* Task details: Examine the material below and count the lines that hold the word "Columns". Report only the number.

Stored dataset items
————
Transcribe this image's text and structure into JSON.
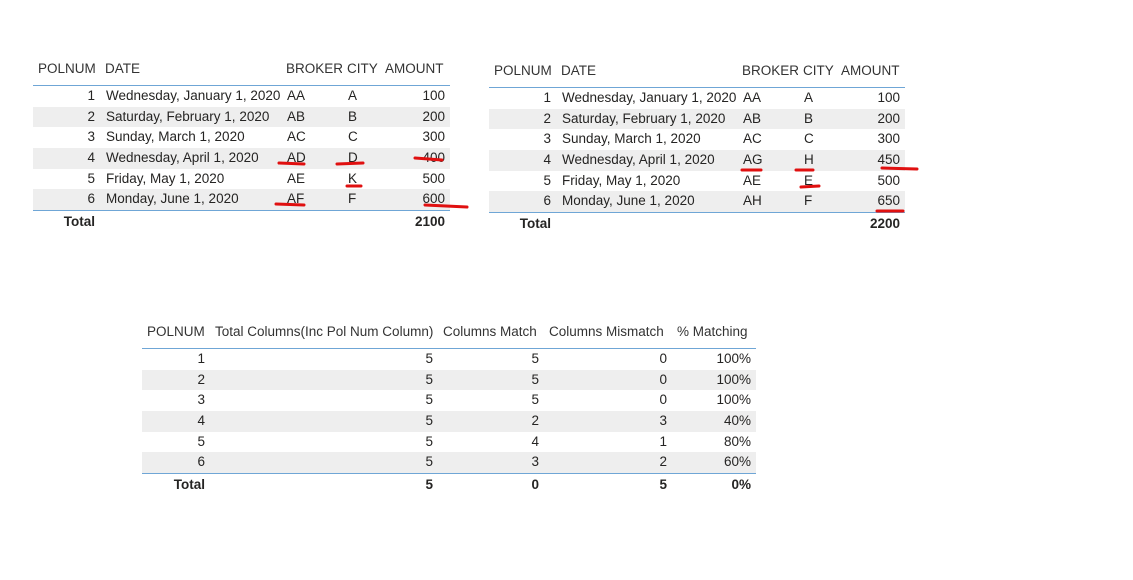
{
  "tables": [
    {
      "headers": [
        "POLNUM",
        "DATE",
        "BROKER",
        "CITY",
        "AMOUNT"
      ],
      "rows": [
        [
          1,
          "Wednesday, January 1, 2020",
          "AA",
          "A",
          100
        ],
        [
          2,
          "Saturday, February 1, 2020",
          "AB",
          "B",
          200
        ],
        [
          3,
          "Sunday, March 1, 2020",
          "AC",
          "C",
          300
        ],
        [
          4,
          "Wednesday, April 1, 2020",
          "AD",
          "D",
          400
        ],
        [
          5,
          "Friday, May 1, 2020",
          "AE",
          "K",
          500
        ],
        [
          6,
          "Monday, June 1, 2020",
          "AF",
          "F",
          600
        ]
      ],
      "total": [
        "Total",
        null,
        null,
        null,
        2100
      ]
    },
    {
      "headers": [
        "POLNUM",
        "DATE",
        "BROKER",
        "CITY",
        "AMOUNT"
      ],
      "rows": [
        [
          1,
          "Wednesday, January 1, 2020",
          "AA",
          "A",
          100
        ],
        [
          2,
          "Saturday, February 1, 2020",
          "AB",
          "B",
          200
        ],
        [
          3,
          "Sunday, March 1, 2020",
          "AC",
          "C",
          300
        ],
        [
          4,
          "Wednesday, April 1, 2020",
          "AG",
          "H",
          450
        ],
        [
          5,
          "Friday, May 1, 2020",
          "AE",
          "E",
          500
        ],
        [
          6,
          "Monday, June 1, 2020",
          "AH",
          "F",
          650
        ]
      ],
      "total": [
        "Total",
        null,
        null,
        null,
        2200
      ]
    },
    {
      "headers": [
        "POLNUM",
        "Total Columns(Inc Pol Num Column)",
        "Columns Match",
        "Columns Mismatch",
        "% Matching"
      ],
      "rows": [
        [
          1,
          5,
          5,
          0,
          "100%"
        ],
        [
          2,
          5,
          5,
          0,
          "100%"
        ],
        [
          3,
          5,
          5,
          0,
          "100%"
        ],
        [
          4,
          5,
          2,
          3,
          "40%"
        ],
        [
          5,
          5,
          4,
          1,
          "80%"
        ],
        [
          6,
          5,
          3,
          2,
          "60%"
        ]
      ],
      "total": [
        "Total",
        5,
        0,
        5,
        "0%"
      ]
    }
  ]
}
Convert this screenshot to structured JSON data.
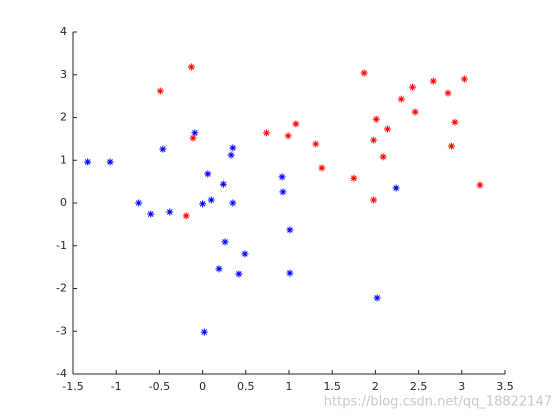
————
* Worked answer: 3